Objective:
Locate the string "Commerce" in the records below. Copy every line where it occurs.

======== Entries provided

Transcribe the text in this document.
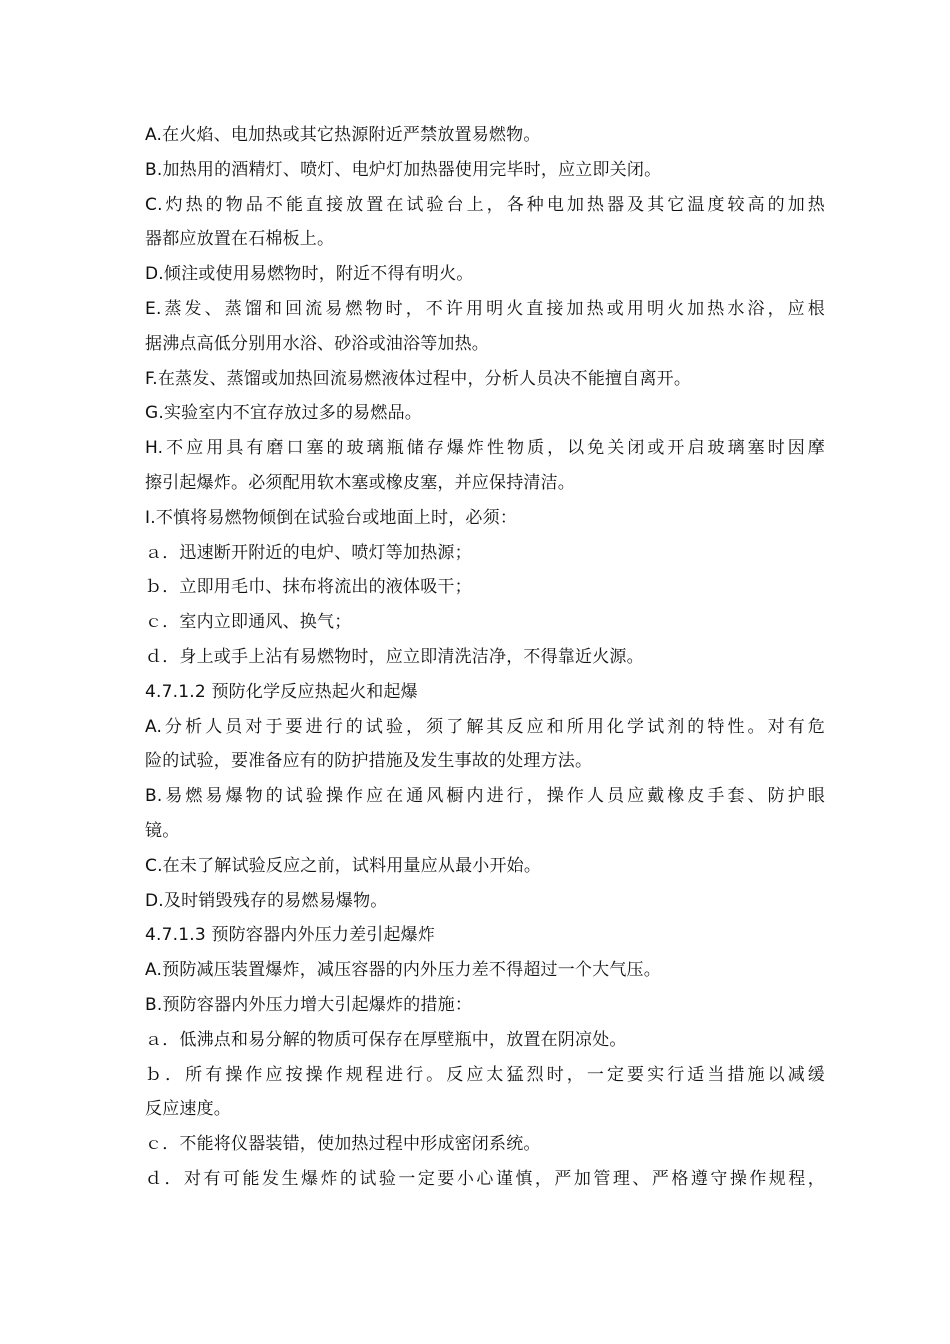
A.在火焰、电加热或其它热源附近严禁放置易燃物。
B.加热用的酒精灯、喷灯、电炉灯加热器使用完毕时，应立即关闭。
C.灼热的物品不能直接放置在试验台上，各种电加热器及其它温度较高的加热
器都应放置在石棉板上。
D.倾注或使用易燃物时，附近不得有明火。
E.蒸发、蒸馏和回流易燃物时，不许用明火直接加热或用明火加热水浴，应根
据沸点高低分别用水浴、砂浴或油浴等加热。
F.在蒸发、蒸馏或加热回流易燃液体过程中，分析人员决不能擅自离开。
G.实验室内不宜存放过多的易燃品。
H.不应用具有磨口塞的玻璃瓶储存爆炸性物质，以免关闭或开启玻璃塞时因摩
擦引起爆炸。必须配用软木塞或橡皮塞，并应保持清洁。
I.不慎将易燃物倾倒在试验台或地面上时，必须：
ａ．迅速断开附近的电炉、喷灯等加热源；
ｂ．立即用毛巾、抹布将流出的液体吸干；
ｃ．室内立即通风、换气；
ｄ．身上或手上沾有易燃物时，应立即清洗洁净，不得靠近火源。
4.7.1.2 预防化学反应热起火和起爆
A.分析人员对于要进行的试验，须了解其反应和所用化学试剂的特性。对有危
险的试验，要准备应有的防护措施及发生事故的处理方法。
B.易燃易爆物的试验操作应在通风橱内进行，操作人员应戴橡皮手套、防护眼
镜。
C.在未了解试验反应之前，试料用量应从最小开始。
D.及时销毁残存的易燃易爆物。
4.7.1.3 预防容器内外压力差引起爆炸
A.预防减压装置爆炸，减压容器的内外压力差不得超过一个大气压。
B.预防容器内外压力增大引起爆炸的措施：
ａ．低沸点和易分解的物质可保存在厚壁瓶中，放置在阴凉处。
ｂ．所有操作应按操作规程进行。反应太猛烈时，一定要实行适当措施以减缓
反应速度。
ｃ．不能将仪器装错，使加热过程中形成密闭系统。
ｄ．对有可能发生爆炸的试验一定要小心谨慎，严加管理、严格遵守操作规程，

================
======== Entries provided

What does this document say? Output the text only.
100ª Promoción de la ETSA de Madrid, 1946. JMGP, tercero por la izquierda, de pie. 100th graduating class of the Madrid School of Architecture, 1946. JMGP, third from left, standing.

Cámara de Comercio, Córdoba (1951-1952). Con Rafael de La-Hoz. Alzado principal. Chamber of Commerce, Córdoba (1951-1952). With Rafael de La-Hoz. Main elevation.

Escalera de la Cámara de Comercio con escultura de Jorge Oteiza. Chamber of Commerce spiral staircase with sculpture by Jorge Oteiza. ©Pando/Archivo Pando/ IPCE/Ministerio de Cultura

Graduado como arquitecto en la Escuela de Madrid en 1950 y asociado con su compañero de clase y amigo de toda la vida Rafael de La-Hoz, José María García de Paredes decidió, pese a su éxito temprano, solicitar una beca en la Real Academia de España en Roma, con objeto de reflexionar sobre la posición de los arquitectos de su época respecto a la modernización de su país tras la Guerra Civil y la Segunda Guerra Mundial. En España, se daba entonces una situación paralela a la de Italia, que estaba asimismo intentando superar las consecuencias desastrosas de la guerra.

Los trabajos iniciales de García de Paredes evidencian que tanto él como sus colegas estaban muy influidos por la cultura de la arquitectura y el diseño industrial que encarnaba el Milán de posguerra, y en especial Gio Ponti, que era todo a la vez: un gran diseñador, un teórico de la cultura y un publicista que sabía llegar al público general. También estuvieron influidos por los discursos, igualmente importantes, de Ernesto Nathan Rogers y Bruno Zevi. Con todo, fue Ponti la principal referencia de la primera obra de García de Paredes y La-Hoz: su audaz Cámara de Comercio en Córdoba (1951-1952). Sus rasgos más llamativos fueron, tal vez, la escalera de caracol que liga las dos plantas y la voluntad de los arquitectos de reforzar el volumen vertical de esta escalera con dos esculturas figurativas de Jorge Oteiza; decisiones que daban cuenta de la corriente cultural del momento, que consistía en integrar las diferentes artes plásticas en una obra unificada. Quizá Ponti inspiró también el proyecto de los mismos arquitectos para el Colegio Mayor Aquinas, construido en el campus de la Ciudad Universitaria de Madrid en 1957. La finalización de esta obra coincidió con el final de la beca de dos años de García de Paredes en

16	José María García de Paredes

================

Finished answer:
Cámara de Comercio, Córdoba (1951-1952). Con Rafael de La-Hoz. Alzado principal. Chamber of Commerce, Córdoba (1951-1952). With Rafael de La-Hoz. Main elevation.
Escalera de la Cámara de Comercio con escultura de Jorge Oteiza. Chamber of Commerce spiral staircase with sculpture by Jorge Oteiza. ©Pando/Archivo Pando/ IPCE/Ministerio de Cultura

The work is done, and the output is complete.